For this task, every record below must be reproduced exactly.

*** DATASET RECORDS Section Begins ***

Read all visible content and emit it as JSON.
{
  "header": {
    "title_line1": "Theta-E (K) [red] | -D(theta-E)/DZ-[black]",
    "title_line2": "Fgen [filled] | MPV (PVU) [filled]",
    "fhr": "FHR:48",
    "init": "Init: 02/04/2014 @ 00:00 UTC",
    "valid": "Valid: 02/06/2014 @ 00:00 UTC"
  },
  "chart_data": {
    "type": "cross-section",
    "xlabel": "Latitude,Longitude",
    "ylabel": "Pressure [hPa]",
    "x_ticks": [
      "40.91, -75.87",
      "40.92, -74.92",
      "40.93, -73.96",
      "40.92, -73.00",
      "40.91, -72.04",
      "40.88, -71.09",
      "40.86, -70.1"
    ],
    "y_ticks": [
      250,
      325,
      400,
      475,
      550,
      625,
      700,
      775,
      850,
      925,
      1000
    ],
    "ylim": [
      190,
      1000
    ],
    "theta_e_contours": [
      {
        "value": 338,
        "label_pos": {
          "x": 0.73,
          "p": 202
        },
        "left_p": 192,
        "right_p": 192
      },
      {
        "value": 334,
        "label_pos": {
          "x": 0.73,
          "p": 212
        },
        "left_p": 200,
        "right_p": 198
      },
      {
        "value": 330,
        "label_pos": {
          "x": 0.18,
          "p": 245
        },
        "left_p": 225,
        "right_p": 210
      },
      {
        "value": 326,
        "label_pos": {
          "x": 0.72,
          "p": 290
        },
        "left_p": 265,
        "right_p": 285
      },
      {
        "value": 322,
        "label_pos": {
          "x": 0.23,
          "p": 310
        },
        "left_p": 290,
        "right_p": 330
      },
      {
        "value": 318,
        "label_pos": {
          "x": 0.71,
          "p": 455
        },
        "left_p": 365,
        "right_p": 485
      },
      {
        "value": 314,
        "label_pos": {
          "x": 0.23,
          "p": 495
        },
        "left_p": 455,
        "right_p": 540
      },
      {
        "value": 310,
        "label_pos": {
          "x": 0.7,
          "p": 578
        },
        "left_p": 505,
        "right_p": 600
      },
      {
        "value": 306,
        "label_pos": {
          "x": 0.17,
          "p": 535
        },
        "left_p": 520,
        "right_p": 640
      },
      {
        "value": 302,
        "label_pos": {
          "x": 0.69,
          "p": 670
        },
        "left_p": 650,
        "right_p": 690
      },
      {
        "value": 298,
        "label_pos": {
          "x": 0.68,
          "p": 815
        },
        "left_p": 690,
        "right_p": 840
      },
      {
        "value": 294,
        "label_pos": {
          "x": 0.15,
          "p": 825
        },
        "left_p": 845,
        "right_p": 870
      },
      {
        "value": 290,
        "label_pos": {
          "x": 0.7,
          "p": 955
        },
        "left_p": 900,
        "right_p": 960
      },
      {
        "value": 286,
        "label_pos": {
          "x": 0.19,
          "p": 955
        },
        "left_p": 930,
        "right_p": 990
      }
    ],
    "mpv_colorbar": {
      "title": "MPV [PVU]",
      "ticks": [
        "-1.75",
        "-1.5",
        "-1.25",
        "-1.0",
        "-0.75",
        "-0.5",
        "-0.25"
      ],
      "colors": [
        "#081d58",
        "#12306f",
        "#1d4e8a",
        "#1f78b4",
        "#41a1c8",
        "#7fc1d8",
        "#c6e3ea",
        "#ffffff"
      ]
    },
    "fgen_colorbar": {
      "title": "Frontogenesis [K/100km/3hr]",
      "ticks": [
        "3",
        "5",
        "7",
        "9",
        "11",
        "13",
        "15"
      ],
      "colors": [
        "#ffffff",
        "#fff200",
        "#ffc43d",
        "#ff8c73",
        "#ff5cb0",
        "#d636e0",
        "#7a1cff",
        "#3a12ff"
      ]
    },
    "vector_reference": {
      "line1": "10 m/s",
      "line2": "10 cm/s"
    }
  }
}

*** DATASET RECORDS Section Ends ***

ANSWER FOR THIS EXERCISE
Read all visible content and emit it as JSON.
{
  "header": {
    "title_line1": "Theta-E (K) [red] | -D(theta-E)/DZ-[black]",
    "title_line2": "Fgen [filled] | MPV (PVU) [filled]",
    "fhr": "FHR:48",
    "init": "Init: 02/04/2014 @ 00:00 UTC",
    "valid": "Valid: 02/06/2014 @ 00:00 UTC"
  },
  "chart_data": {
    "type": "cross-section",
    "xlabel": "Latitude,Longitude",
    "ylabel": "Pressure [hPa]",
    "x_ticks": [
      "40.91, -75.87",
      "40.92, -74.92",
      "40.93, -73.96",
      "40.92, -73.00",
      "40.91, -72.04",
      "40.88, -71.09",
      "40.86, -70.1"
    ],
    "y_ticks": [
      250,
      325,
      400,
      475,
      550,
      625,
      700,
      775,
      850,
      925,
      1000
    ],
    "ylim": [
      190,
      1000
    ],
    "theta_e_contours": [
      {
        "value": 338,
        "label_pos": {
          "x": 0.73,
          "p": 202
        },
        "left_p": 192,
        "right_p": 192
      },
      {
        "value": 334,
        "label_pos": {
          "x": 0.73,
          "p": 212
        },
        "left_p": 200,
        "right_p": 198
      },
      {
        "value": 330,
        "label_pos": {
          "x": 0.18,
          "p": 245
        },
        "left_p": 225,
        "right_p": 210
      },
      {
        "value": 326,
        "label_pos": {
          "x": 0.72,
          "p": 290
        },
        "left_p": 265,
        "right_p": 285
      },
      {
        "value": 322,
        "label_pos": {
          "x": 0.23,
          "p": 310
        },
        "left_p": 290,
        "right_p": 330
      },
      {
        "value": 318,
        "label_pos": {
          "x": 0.71,
          "p": 455
        },
        "left_p": 365,
        "right_p": 485
      },
      {
        "value": 314,
        "label_pos": {
          "x": 0.23,
          "p": 495
        },
        "left_p": 455,
        "right_p": 540
      },
      {
        "value": 310,
        "label_pos": {
          "x": 0.7,
          "p": 578
        },
        "left_p": 505,
        "right_p": 600
      },
      {
        "value": 306,
        "label_pos": {
          "x": 0.17,
          "p": 535
        },
        "left_p": 520,
        "right_p": 640
      },
      {
        "value": 302,
        "label_pos": {
          "x": 0.69,
          "p": 670
        },
        "left_p": 650,
        "right_p": 690
      },
      {
        "value": 298,
        "label_pos": {
          "x": 0.68,
          "p": 815
        },
        "left_p": 690,
        "right_p": 840
      },
      {
        "value": 294,
        "label_pos": {
          "x": 0.15,
          "p": 825
        },
        "left_p": 845,
        "right_p": 870
      },
      {
        "value": 290,
        "label_pos": {
          "x": 0.7,
          "p": 955
        },
        "left_p": 900,
        "right_p": 960
      },
      {
        "value": 286,
        "label_pos": {
          "x": 0.19,
          "p": 955
        },
        "left_p": 930,
        "right_p": 990
      }
    ],
    "mpv_colorbar": {
      "title": "MPV [PVU]",
      "ticks": [
        "-1.75",
        "-1.5",
        "-1.25",
        "-1.0",
        "-0.75",
        "-0.5",
        "-0.25"
      ],
      "colors": [
        "#081d58",
        "#12306f",
        "#1d4e8a",
        "#1f78b4",
        "#41a1c8",
        "#7fc1d8",
        "#c6e3ea",
        "#ffffff"
      ]
    },
    "fgen_colorbar": {
      "title": "Frontogenesis [K/100km/3hr]",
      "ticks": [
        "3",
        "5",
        "7",
        "9",
        "11",
        "13",
        "15"
      ],
      "colors": [
        "#ffffff",
        "#fff200",
        "#ffc43d",
        "#ff8c73",
        "#ff5cb0",
        "#d636e0",
        "#7a1cff",
        "#3a12ff"
      ]
    },
    "vector_reference": {
      "line1": "10 m/s",
      "line2": "10 cm/s"
    }
  }
}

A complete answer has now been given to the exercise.